● Stated goal
Reproduce the complete listing without any deviation.

● Information provided
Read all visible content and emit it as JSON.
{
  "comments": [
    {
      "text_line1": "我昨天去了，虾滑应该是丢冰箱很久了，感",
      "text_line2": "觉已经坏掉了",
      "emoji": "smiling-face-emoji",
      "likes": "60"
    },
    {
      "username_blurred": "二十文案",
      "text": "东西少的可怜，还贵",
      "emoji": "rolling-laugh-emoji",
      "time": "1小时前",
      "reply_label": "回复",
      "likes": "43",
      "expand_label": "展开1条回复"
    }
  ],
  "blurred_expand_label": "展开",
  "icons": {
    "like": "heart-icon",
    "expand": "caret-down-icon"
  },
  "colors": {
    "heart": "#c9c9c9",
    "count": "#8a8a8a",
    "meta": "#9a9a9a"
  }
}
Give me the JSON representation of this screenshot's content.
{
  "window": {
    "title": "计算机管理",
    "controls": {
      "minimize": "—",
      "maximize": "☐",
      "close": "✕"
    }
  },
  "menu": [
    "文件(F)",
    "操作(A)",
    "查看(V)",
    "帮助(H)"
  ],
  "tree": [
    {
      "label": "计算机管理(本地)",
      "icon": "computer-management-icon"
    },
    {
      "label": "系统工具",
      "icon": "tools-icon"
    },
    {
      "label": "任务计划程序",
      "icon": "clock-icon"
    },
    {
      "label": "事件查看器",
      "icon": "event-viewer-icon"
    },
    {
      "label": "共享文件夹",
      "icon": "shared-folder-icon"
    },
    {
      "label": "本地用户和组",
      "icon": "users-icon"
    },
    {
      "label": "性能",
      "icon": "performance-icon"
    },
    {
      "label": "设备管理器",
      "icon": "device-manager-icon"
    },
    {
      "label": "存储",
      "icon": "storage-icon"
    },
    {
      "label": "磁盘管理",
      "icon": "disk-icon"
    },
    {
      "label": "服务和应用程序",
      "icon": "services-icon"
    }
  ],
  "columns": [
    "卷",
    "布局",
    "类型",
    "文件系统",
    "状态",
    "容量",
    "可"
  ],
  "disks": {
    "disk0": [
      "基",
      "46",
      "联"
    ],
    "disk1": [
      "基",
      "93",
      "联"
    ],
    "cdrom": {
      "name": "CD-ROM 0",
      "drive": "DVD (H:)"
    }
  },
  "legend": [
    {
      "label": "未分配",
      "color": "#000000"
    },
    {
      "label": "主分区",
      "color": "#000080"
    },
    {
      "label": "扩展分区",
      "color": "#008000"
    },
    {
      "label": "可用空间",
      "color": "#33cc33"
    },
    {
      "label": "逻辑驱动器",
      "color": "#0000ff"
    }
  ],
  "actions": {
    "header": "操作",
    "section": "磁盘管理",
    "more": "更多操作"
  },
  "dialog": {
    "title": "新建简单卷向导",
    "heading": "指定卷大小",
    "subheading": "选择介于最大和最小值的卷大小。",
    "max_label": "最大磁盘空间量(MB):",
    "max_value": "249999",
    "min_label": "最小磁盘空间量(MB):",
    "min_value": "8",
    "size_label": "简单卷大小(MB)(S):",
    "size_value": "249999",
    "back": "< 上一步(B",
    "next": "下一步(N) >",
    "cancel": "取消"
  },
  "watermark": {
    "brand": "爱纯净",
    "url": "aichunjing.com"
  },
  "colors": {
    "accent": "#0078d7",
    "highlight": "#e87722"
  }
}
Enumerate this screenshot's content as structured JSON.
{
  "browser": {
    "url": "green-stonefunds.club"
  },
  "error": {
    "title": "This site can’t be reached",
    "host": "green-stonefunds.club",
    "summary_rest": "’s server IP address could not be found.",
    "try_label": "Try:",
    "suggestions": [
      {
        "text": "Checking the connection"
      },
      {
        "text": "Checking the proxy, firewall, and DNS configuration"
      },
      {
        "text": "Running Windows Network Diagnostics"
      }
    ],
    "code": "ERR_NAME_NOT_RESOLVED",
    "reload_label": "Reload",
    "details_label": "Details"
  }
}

● Answer to this exercise
Read all visible content and emit it as JSON.
{
  "comments": [
    {
      "text_line1": "我昨天去了，虾滑应该是丢冰箱很久了，感",
      "text_line2": "觉已经坏掉了",
      "emoji": "smiling-face-emoji",
      "likes": "60"
    },
    {
      "username_blurred": "二十文案",
      "text": "东西少的可怜，还贵",
      "emoji": "rolling-laugh-emoji",
      "time": "1小时前",
      "reply_label": "回复",
      "likes": "43",
      "expand_label": "展开1条回复"
    }
  ],
  "blurred_expand_label": "展开",
  "icons": {
    "like": "heart-icon",
    "expand": "caret-down-icon"
  },
  "colors": {
    "heart": "#c9c9c9",
    "count": "#8a8a8a",
    "meta": "#9a9a9a"
  }
}
Give me the JSON representation of this screenshot's content.
{
  "window": {
    "title": "计算机管理",
    "controls": {
      "minimize": "—",
      "maximize": "☐",
      "close": "✕"
    }
  },
  "menu": [
    "文件(F)",
    "操作(A)",
    "查看(V)",
    "帮助(H)"
  ],
  "tree": [
    {
      "label": "计算机管理(本地)",
      "icon": "computer-management-icon"
    },
    {
      "label": "系统工具",
      "icon": "tools-icon"
    },
    {
      "label": "任务计划程序",
      "icon": "clock-icon"
    },
    {
      "label": "事件查看器",
      "icon": "event-viewer-icon"
    },
    {
      "label": "共享文件夹",
      "icon": "shared-folder-icon"
    },
    {
      "label": "本地用户和组",
      "icon": "users-icon"
    },
    {
      "label": "性能",
      "icon": "performance-icon"
    },
    {
      "label": "设备管理器",
      "icon": "device-manager-icon"
    },
    {
      "label": "存储",
      "icon": "storage-icon"
    },
    {
      "label": "磁盘管理",
      "icon": "disk-icon"
    },
    {
      "label": "服务和应用程序",
      "icon": "services-icon"
    }
  ],
  "columns": [
    "卷",
    "布局",
    "类型",
    "文件系统",
    "状态",
    "容量",
    "可"
  ],
  "disks": {
    "disk0": [
      "基",
      "46",
      "联"
    ],
    "disk1": [
      "基",
      "93",
      "联"
    ],
    "cdrom": {
      "name": "CD-ROM 0",
      "drive": "DVD (H:)"
    }
  },
  "legend": [
    {
      "label": "未分配",
      "color": "#000000"
    },
    {
      "label": "主分区",
      "color": "#000080"
    },
    {
      "label": "扩展分区",
      "color": "#008000"
    },
    {
      "label": "可用空间",
      "color": "#33cc33"
    },
    {
      "label": "逻辑驱动器",
      "color": "#0000ff"
    }
  ],
  "actions": {
    "header": "操作",
    "section": "磁盘管理",
    "more": "更多操作"
  },
  "dialog": {
    "title": "新建简单卷向导",
    "heading": "指定卷大小",
    "subheading": "选择介于最大和最小值的卷大小。",
    "max_label": "最大磁盘空间量(MB):",
    "max_value": "249999",
    "min_label": "最小磁盘空间量(MB):",
    "min_value": "8",
    "size_label": "简单卷大小(MB)(S):",
    "size_value": "249999",
    "back": "< 上一步(B",
    "next": "下一步(N) >",
    "cancel": "取消"
  },
  "watermark": {
    "brand": "爱纯净",
    "url": "aichunjing.com"
  },
  "colors": {
    "accent": "#0078d7",
    "highlight": "#e87722"
  }
}
Enumerate this screenshot's content as structured JSON.
{
  "browser": {
    "url": "green-stonefunds.club"
  },
  "error": {
    "title": "This site can’t be reached",
    "host": "green-stonefunds.club",
    "summary_rest": "’s server IP address could not be found.",
    "try_label": "Try:",
    "suggestions": [
      {
        "text": "Checking the connection"
      },
      {
        "text": "Checking the proxy, firewall, and DNS configuration"
      },
      {
        "text": "Running Windows Network Diagnostics"
      }
    ],
    "code": "ERR_NAME_NOT_RESOLVED",
    "reload_label": "Reload",
    "details_label": "Details"
  }
}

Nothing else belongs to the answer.